=== RECORDS SUPPLIED ===

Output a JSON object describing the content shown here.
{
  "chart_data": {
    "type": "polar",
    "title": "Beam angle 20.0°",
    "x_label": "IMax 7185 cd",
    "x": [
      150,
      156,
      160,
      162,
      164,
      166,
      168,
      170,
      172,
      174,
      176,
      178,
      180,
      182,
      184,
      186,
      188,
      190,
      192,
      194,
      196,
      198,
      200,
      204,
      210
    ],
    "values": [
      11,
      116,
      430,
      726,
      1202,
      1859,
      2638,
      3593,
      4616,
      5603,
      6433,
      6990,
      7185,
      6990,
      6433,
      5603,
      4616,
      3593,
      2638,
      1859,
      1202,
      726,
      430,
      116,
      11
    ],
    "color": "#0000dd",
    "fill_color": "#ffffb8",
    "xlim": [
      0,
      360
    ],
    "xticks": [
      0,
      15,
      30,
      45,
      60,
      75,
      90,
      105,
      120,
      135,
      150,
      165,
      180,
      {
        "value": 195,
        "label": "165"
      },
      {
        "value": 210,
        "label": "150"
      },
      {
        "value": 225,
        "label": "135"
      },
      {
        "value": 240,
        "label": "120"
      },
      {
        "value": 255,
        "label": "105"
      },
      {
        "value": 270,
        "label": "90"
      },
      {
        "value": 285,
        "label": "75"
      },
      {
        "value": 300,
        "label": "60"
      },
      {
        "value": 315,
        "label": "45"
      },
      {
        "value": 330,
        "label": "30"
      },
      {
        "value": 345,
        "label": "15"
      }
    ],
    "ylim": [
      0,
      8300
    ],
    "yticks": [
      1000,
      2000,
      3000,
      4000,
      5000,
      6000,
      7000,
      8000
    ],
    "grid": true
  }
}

===

Set every line of the listing down word for word.

EXPECTED ANSWER –
Output a JSON object describing the content shown here.
{
  "chart_data": {
    "type": "polar",
    "title": "Beam angle 20.0°",
    "x_label": "IMax 7185 cd",
    "x": [
      150,
      156,
      160,
      162,
      164,
      166,
      168,
      170,
      172,
      174,
      176,
      178,
      180,
      182,
      184,
      186,
      188,
      190,
      192,
      194,
      196,
      198,
      200,
      204,
      210
    ],
    "values": [
      11,
      116,
      430,
      726,
      1202,
      1859,
      2638,
      3593,
      4616,
      5603,
      6433,
      6990,
      7185,
      6990,
      6433,
      5603,
      4616,
      3593,
      2638,
      1859,
      1202,
      726,
      430,
      116,
      11
    ],
    "color": "#0000dd",
    "fill_color": "#ffffb8",
    "xlim": [
      0,
      360
    ],
    "xticks": [
      0,
      15,
      30,
      45,
      60,
      75,
      90,
      105,
      120,
      135,
      150,
      165,
      180,
      {
        "value": 195,
        "label": "165"
      },
      {
        "value": 210,
        "label": "150"
      },
      {
        "value": 225,
        "label": "135"
      },
      {
        "value": 240,
        "label": "120"
      },
      {
        "value": 255,
        "label": "105"
      },
      {
        "value": 270,
        "label": "90"
      },
      {
        "value": 285,
        "label": "75"
      },
      {
        "value": 300,
        "label": "60"
      },
      {
        "value": 315,
        "label": "45"
      },
      {
        "value": 330,
        "label": "30"
      },
      {
        "value": 345,
        "label": "15"
      }
    ],
    "ylim": [
      0,
      8300
    ],
    "yticks": [
      1000,
      2000,
      3000,
      4000,
      5000,
      6000,
      7000,
      8000
    ],
    "grid": true
  }
}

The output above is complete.